> Task statement
Gather up the lines that contain "messages".

> Records
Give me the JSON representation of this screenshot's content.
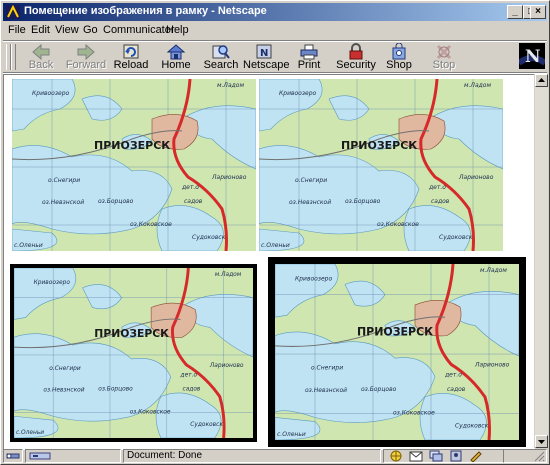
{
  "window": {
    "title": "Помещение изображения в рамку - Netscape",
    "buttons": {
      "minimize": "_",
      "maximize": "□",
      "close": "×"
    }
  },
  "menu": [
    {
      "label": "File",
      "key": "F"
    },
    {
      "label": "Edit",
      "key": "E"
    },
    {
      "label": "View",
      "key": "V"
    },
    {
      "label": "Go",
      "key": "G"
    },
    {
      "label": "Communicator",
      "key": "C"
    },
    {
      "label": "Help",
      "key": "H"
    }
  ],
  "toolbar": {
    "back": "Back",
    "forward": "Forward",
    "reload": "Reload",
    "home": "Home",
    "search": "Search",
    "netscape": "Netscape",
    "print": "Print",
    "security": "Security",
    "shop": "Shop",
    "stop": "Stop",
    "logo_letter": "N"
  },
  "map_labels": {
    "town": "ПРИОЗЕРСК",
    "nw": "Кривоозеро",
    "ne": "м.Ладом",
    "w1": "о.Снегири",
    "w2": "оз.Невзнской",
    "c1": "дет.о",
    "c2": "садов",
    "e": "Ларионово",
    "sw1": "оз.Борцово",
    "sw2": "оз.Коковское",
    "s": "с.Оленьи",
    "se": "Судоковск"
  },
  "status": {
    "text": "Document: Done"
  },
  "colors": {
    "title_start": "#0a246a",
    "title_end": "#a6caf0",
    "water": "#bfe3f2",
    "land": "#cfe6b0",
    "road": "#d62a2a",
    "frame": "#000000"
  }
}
--
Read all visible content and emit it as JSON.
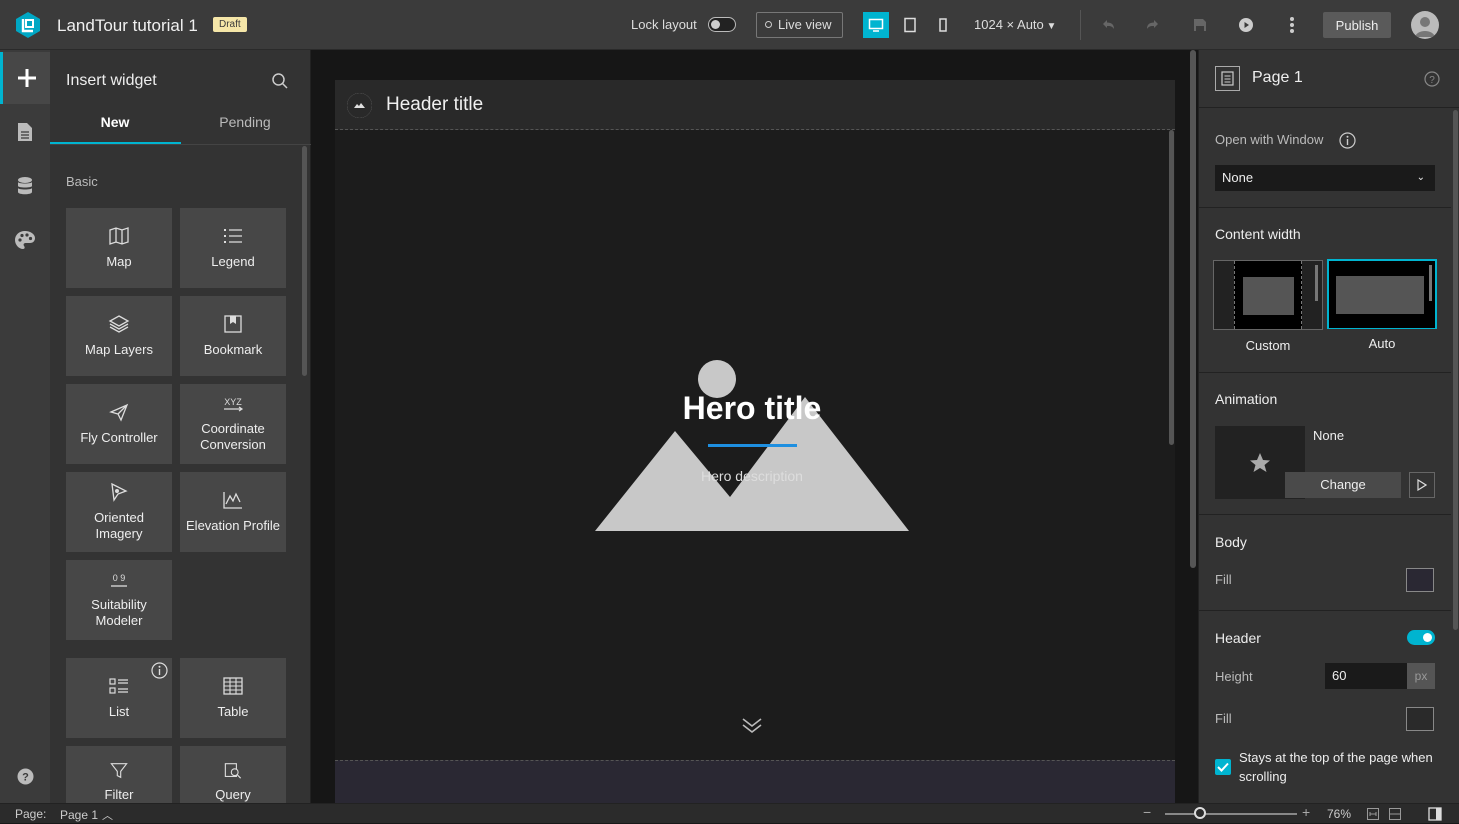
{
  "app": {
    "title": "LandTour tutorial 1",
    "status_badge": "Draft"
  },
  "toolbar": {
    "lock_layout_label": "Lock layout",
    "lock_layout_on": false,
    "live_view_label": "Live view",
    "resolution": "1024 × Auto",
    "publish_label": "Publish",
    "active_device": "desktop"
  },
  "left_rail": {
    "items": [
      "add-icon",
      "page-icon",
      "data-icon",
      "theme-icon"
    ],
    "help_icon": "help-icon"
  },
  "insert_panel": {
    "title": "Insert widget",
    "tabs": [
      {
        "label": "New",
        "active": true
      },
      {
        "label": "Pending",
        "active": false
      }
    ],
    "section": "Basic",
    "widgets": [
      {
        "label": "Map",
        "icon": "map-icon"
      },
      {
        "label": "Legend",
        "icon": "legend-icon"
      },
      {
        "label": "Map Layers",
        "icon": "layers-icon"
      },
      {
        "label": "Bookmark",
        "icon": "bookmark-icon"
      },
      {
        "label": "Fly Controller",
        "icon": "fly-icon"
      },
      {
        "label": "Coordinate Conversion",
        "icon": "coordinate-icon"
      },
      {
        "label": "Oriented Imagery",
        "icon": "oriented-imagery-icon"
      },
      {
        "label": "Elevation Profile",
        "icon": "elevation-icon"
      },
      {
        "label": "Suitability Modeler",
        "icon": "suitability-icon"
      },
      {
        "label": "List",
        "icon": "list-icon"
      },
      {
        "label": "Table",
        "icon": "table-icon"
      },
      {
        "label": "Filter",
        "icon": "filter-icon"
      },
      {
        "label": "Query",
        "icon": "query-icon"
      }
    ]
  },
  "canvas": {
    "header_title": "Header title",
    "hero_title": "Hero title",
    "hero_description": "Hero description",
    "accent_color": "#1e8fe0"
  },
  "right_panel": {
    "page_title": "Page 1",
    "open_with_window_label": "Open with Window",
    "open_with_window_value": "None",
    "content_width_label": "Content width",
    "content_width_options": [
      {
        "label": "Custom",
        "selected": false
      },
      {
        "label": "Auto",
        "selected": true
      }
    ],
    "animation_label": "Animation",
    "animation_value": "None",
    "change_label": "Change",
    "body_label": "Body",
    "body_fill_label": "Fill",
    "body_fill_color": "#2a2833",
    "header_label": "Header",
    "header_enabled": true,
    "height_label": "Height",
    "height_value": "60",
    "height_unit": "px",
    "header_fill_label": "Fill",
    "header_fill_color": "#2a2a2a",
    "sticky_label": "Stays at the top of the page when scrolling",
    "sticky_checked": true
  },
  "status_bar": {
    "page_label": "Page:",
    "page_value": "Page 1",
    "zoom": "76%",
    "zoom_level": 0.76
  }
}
...
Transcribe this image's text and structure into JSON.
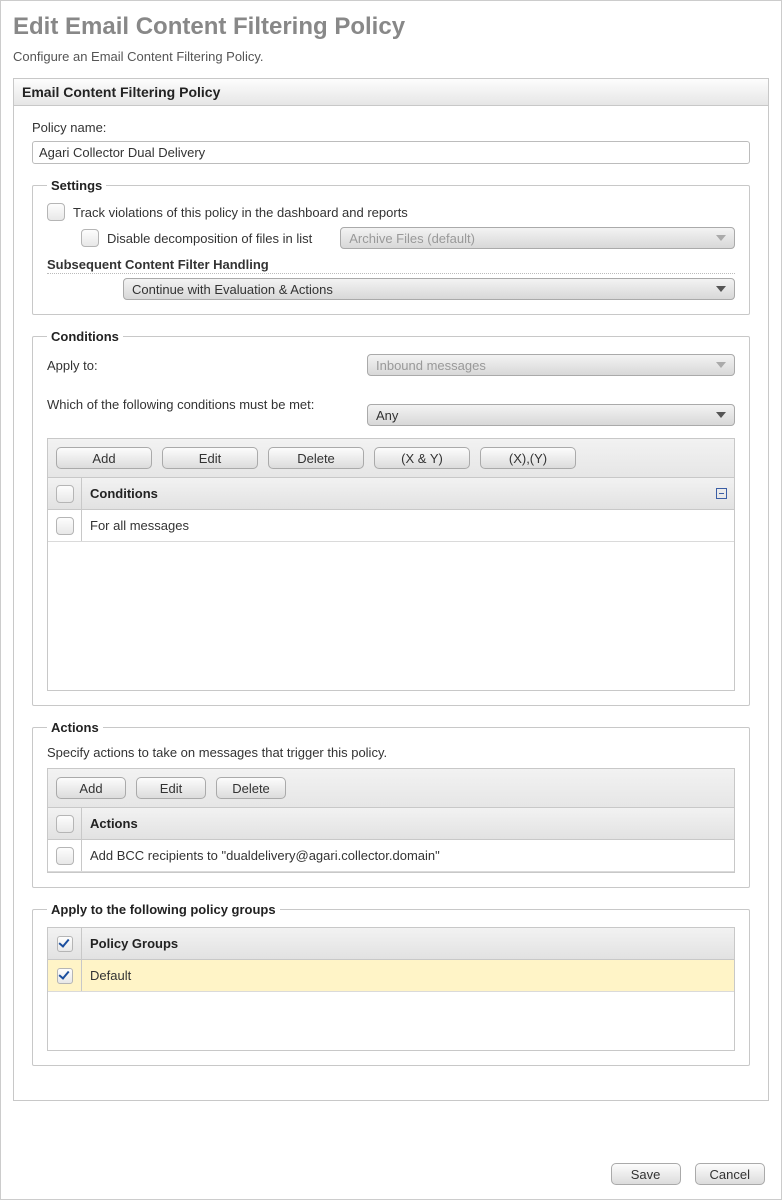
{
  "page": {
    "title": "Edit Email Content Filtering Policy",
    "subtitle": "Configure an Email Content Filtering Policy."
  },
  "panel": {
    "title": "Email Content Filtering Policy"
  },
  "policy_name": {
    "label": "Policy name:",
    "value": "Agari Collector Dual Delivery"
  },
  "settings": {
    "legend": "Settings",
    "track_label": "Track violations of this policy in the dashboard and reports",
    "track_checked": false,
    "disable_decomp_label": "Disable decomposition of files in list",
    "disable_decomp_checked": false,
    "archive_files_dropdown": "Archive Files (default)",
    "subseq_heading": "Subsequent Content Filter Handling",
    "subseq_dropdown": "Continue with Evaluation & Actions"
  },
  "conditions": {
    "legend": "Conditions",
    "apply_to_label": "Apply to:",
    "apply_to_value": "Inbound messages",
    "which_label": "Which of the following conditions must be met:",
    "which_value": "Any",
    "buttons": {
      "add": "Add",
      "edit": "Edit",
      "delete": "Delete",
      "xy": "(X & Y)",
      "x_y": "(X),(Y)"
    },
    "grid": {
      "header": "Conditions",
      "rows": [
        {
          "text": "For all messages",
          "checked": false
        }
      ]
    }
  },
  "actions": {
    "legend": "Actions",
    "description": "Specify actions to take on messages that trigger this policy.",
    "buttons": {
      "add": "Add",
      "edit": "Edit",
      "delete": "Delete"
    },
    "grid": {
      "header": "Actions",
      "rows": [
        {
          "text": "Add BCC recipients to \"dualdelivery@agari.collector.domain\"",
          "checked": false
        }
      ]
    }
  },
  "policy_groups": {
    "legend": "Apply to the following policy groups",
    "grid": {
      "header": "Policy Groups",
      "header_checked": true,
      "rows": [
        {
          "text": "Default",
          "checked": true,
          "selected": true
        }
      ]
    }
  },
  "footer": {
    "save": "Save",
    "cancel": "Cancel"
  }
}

> Full response
    "apply_to_value": "Inbound messages",
          "text": "For all messages",
    "description": "Specify actions to take on messages that trigger this policy.",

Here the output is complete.